§ **INSTRUCTION**: Retype the listing below line for line without changing anything, and leave the picture out of your answer.

§ **DATA LINES**:
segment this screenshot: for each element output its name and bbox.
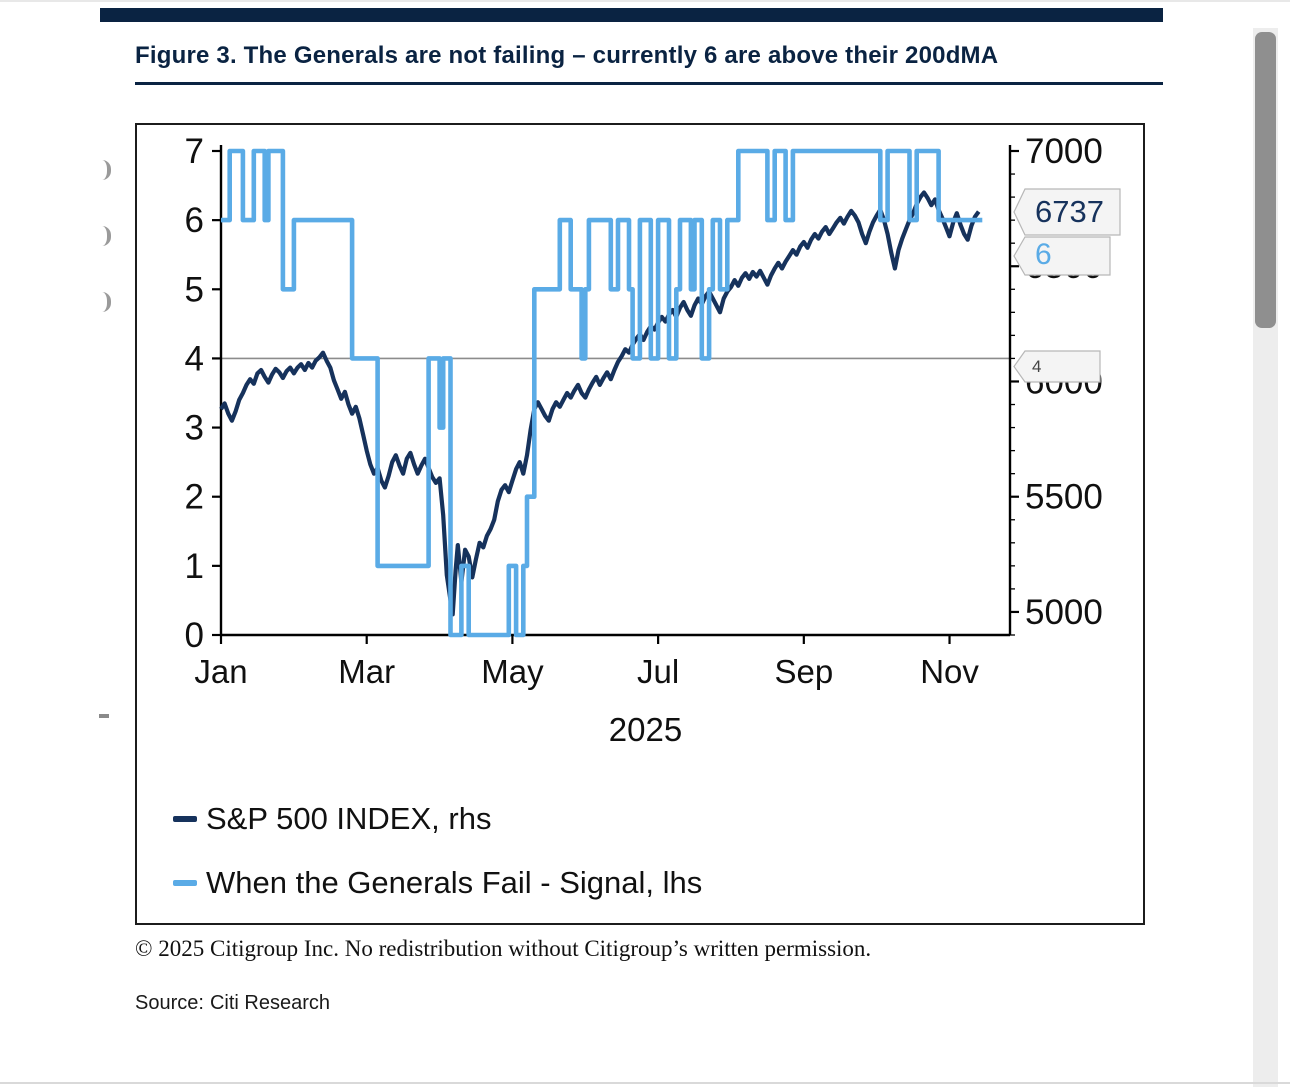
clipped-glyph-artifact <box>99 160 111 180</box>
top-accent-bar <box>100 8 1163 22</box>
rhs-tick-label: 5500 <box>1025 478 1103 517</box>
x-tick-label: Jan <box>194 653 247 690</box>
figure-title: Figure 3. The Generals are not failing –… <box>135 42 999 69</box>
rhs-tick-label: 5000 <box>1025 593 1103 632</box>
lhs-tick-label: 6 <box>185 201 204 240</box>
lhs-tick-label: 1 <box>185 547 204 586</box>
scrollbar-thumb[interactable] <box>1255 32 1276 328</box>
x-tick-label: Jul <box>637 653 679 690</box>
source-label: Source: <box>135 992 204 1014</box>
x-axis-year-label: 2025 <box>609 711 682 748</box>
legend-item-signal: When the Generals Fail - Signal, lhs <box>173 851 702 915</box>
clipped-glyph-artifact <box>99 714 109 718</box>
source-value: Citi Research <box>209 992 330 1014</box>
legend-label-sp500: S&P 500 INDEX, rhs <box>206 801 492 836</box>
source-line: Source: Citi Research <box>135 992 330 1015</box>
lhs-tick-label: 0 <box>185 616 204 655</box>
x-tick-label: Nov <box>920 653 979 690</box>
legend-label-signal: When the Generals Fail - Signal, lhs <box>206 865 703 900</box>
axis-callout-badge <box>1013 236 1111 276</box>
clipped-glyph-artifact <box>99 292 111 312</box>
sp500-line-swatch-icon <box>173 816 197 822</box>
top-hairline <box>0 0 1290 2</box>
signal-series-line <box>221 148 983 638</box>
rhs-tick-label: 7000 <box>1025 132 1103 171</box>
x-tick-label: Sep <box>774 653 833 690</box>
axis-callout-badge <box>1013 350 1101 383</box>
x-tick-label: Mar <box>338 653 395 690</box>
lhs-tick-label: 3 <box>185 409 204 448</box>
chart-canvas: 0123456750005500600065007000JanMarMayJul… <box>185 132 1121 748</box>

§ **OUTPUT OF THE TASK**:
segment this screenshot: for each element output its name and bbox.
clipped-glyph-artifact <box>99 160 111 180</box>
top-accent-bar <box>100 8 1163 22</box>
rhs-tick-label: 5500 <box>1025 478 1103 517</box>
x-tick-label: Jan <box>194 653 247 690</box>
figure-title: Figure 3. The Generals are not failing –… <box>135 42 999 69</box>
rhs-tick-label: 5000 <box>1025 593 1103 632</box>
lhs-tick-label: 6 <box>185 201 204 240</box>
lhs-tick-label: 1 <box>185 547 204 586</box>
scrollbar-thumb[interactable] <box>1255 32 1276 328</box>
x-tick-label: Jul <box>637 653 679 690</box>
source-label: Source: <box>135 992 204 1014</box>
x-axis-year-label: 2025 <box>609 711 682 748</box>
legend-item-signal: When the Generals Fail - Signal, lhs <box>173 851 702 915</box>
clipped-glyph-artifact <box>99 714 109 718</box>
source-value: Citi Research <box>209 992 330 1014</box>
legend-label-sp500: S&P 500 INDEX, rhs <box>206 801 492 836</box>
source-line: Source: Citi Research <box>135 992 330 1015</box>
lhs-tick-label: 0 <box>185 616 204 655</box>
x-tick-label: Nov <box>920 653 979 690</box>
legend-label-signal: When the Generals Fail - Signal, lhs <box>206 865 703 900</box>
axis-callout-badge <box>1013 236 1111 276</box>
clipped-glyph-artifact <box>99 292 111 312</box>
sp500-line-swatch-icon <box>173 816 197 822</box>
top-hairline <box>0 0 1290 2</box>
signal-series-line <box>221 148 983 638</box>
rhs-tick-label: 7000 <box>1025 132 1103 171</box>
x-tick-label: Sep <box>774 653 833 690</box>
axis-callout-badge <box>1013 350 1101 383</box>
x-tick-label: Mar <box>338 653 395 690</box>
lhs-tick-label: 3 <box>185 409 204 448</box>
chart-canvas: 0123456750005500600065007000JanMarMayJul… <box>185 132 1121 748</box>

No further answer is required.